----- Trecho do texto -----

Revelação do Real não podia andar após treinos e superou dor de crescimento

Do UOL, em São Paulo

  • Michael Steele/Getty Images Sport

    Asensio (c) comemora golaço que fez na final da Supercopa da Europa

    Asensio (c) comemora golaço que fez na final da Supercopa da Europa

Quem viu Marco Asensio entrando e se destacando pelo Real Madrid na temporada passada não imagina o quanto ele já sofreu com seu corpo. Com problemas de crescimento quando era garoto, ele mal podia caminhar depois dos treinos por culpa das dores. Diferentes tipos de tratamento foram feitos para que ele pudesse seguir sua carreira normalmente.

"Sofri bastante. Depois de todo treinamento eu não podia andar. Após as partidas, meus companheiros me ajudavam a caminhar. Eu dormia com o joelho envolvido em papel alumínio", contou o meia-atacante ao "ABC", da Espanha.

Formado na base do Mallorca, Asensio precisou de tratamento especial para enfrentar as dolorosas consequências de um crescimento acelerado. Mas cuidado tão ou mais especial ele precisou aos 15 anos, quando sua mãe morreu vítima de câncer.

----- Registros listados -----

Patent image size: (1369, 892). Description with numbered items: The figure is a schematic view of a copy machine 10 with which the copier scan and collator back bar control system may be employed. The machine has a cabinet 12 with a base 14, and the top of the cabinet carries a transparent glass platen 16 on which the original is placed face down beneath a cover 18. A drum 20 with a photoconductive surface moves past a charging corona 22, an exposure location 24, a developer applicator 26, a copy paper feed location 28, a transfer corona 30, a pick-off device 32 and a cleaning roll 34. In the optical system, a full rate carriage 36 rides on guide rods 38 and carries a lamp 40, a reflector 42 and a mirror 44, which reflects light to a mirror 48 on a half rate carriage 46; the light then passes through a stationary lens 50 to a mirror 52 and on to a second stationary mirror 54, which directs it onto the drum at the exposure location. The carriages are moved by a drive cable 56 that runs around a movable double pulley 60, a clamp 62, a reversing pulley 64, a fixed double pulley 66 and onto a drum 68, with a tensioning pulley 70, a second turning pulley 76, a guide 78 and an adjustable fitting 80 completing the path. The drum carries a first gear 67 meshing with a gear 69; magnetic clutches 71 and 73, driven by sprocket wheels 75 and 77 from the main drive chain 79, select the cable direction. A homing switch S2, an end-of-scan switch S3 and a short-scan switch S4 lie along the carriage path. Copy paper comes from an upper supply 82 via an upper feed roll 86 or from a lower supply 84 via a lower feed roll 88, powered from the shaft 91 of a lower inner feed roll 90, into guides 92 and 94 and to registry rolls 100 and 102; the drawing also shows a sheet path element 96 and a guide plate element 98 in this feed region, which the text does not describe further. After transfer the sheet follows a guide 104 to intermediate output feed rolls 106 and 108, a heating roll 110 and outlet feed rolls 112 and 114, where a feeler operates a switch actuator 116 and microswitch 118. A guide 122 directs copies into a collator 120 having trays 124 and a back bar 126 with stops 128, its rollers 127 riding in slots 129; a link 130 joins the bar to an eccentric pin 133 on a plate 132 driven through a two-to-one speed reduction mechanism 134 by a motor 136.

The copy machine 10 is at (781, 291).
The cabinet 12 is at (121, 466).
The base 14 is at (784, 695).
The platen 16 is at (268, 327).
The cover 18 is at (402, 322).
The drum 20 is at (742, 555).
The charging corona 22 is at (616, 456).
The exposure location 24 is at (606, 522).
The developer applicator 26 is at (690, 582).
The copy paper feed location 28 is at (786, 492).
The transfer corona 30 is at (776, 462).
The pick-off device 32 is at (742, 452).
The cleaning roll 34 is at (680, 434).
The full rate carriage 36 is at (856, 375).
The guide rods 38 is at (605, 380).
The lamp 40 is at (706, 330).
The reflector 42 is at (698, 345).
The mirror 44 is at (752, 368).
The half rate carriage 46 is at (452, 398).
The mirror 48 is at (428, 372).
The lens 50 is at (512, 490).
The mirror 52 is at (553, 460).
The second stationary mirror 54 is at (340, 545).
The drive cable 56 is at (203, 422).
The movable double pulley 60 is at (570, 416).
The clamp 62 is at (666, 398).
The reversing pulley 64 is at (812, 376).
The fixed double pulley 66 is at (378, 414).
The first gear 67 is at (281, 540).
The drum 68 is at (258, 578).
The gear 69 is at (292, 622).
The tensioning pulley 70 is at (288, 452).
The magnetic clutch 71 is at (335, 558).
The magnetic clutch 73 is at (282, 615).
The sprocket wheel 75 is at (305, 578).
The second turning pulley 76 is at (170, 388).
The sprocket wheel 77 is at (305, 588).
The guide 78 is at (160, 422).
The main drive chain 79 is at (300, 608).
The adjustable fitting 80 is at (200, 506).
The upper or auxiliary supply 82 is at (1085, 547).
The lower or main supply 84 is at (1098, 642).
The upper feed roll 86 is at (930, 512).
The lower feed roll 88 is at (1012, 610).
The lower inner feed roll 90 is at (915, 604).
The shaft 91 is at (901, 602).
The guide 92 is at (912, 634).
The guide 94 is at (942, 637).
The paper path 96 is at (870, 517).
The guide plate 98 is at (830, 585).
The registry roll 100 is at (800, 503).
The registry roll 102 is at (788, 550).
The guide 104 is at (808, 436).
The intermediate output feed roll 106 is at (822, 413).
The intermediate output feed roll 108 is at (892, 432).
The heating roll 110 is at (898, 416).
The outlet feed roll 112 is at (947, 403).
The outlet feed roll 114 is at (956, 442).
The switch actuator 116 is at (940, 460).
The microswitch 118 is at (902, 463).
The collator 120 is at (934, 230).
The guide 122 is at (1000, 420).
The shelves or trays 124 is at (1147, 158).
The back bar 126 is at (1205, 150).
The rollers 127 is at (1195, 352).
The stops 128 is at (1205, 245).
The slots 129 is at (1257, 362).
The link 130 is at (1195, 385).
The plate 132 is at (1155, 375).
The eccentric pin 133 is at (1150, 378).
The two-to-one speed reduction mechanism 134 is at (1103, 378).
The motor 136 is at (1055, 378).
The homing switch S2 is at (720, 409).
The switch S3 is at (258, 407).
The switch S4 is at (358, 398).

-----

▶ [Enunciado 1] Reescreva a parte do texto sobre Marco Asensio que começa com as palavras que contêm "Quem viu Marco" e termina com "vítima de câncer.", substituindo "garoto" por "menino".
▶ [Enunciado 2] Segundo o texto sobre Marco Asensio, com que idade ele perdeu a mãe?

▶ [Resposta 1]
Quem viu Marco Asensio entrando e se destacando pelo Real Madrid na temporada passada não imagina o quanto ele já sofreu com seu corpo. Com problemas de crescimento quando era menino, ele mal podia caminhar depois dos treinos por culpa das dores. Diferentes tipos de tratamento foram feitos para que ele pudesse seguir sua carreira normalmente.

"Sofri bastante. Depois de todo treinamento eu não podia andar. Após as partidas, meus companheiros me ajudavam a caminhar. Eu dormia com o joelho envolvido em papel alumínio", contou o meia-atacante ao "ABC", da Espanha.

Formado na base do Mallorca, Asensio precisou de tratamento especial para enfrentar as dolorosas consequências de um crescimento acelerado. Mas cuidado tão ou mais especial ele precisou aos 15 anos, quando sua mãe morreu vítima de câncer.

▶ [Resposta 2] Aos 15 anos.